- [What you are asked to do]: Report how many lines of these entries hold the string "Incorporation"; reply with the number alone.

- [Material provided]:
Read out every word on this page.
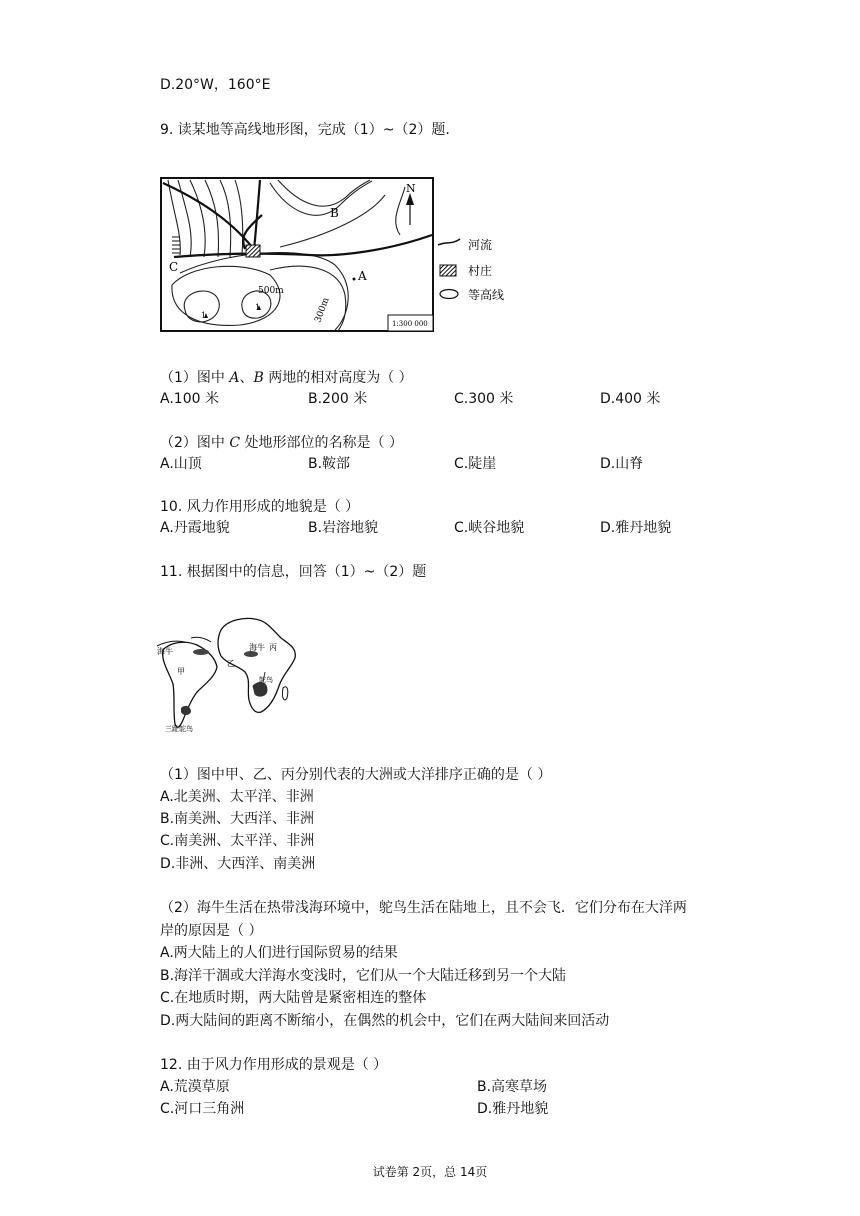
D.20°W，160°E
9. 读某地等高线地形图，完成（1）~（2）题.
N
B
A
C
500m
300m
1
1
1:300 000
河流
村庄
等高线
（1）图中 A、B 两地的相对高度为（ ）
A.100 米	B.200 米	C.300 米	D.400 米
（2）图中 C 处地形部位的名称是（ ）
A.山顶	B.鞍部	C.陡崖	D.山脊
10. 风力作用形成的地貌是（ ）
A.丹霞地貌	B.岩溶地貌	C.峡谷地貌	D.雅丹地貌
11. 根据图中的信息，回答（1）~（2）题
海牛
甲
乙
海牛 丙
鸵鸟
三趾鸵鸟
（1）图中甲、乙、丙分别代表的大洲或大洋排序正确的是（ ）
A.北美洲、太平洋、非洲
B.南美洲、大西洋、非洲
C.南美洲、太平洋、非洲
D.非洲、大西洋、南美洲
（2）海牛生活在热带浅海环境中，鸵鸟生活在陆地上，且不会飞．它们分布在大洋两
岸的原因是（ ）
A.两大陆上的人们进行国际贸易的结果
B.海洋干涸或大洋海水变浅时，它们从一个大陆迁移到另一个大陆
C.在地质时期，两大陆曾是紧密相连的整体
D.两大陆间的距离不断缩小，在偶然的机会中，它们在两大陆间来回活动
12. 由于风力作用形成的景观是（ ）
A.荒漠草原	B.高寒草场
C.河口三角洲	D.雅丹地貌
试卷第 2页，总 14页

...

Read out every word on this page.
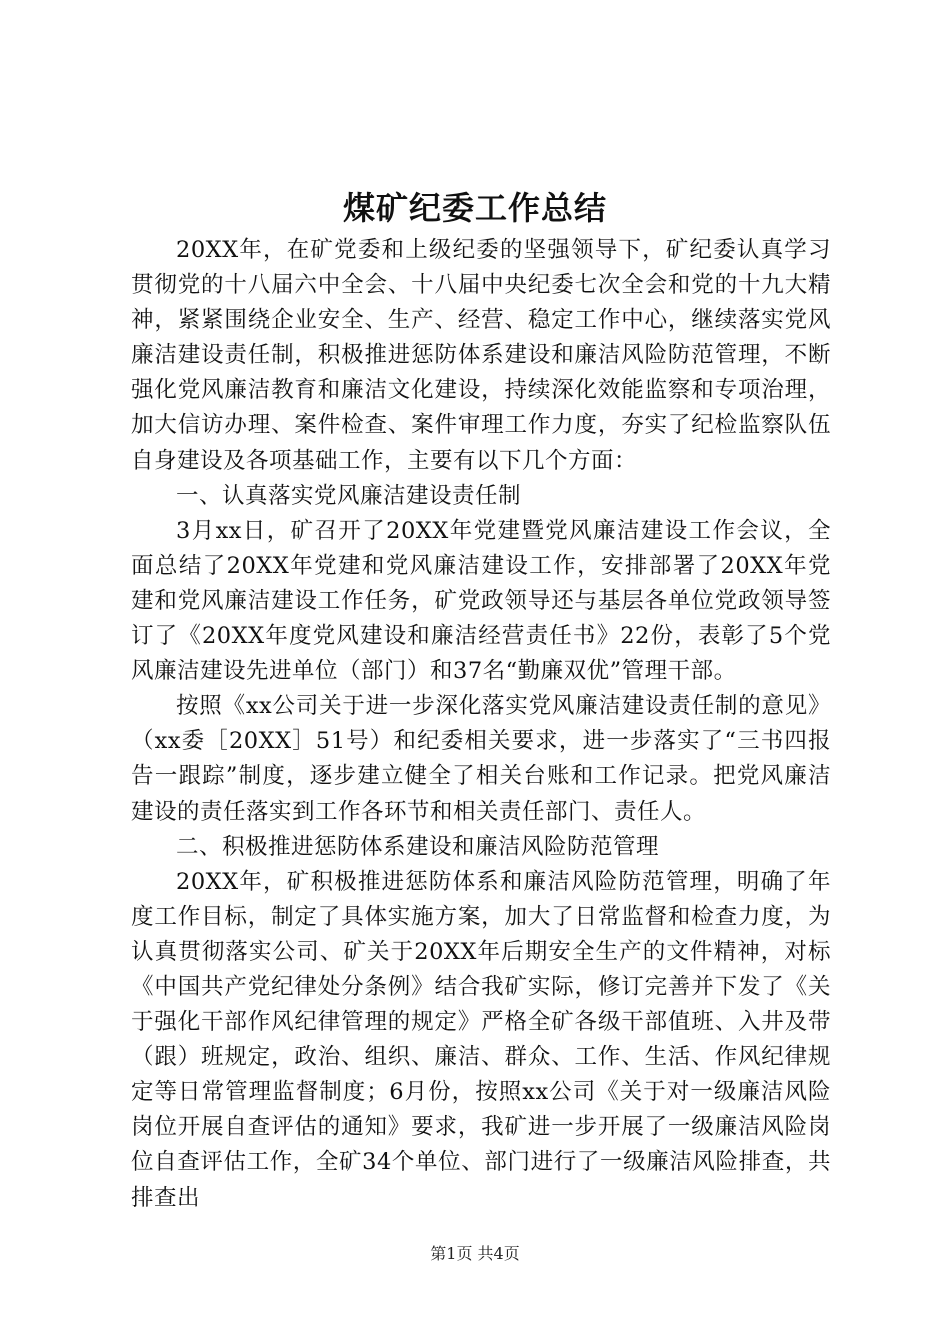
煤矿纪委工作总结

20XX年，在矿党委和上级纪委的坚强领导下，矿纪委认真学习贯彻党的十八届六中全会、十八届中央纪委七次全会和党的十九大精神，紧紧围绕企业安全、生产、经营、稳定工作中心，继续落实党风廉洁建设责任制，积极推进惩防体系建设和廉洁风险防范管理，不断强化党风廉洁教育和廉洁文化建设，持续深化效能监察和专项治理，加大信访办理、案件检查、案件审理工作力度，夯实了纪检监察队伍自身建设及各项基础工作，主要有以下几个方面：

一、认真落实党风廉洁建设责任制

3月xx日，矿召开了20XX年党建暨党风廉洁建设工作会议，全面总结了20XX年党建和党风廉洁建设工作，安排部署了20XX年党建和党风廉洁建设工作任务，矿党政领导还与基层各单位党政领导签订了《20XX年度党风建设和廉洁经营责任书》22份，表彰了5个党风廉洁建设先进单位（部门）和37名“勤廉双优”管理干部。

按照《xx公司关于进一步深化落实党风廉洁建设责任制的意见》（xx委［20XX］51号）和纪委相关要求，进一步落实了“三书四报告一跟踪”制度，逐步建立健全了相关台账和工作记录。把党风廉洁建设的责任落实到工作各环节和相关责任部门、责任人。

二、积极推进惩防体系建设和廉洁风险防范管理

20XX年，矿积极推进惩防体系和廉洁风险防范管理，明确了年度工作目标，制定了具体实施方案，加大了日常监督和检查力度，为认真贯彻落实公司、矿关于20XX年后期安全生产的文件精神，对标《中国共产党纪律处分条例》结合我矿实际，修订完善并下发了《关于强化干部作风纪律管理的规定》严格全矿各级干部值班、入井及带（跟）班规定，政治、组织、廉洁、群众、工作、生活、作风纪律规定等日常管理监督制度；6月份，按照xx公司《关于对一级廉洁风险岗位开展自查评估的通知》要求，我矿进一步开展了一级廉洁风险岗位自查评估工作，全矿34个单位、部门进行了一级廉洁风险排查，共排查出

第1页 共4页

==

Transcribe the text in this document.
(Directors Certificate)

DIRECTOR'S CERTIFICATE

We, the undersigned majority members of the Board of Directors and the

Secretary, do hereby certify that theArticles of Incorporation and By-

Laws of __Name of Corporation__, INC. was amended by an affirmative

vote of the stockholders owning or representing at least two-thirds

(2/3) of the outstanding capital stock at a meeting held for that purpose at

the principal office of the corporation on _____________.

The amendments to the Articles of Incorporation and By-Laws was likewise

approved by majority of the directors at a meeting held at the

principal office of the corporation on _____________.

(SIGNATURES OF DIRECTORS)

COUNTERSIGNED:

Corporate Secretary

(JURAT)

- [Result for this task]: 2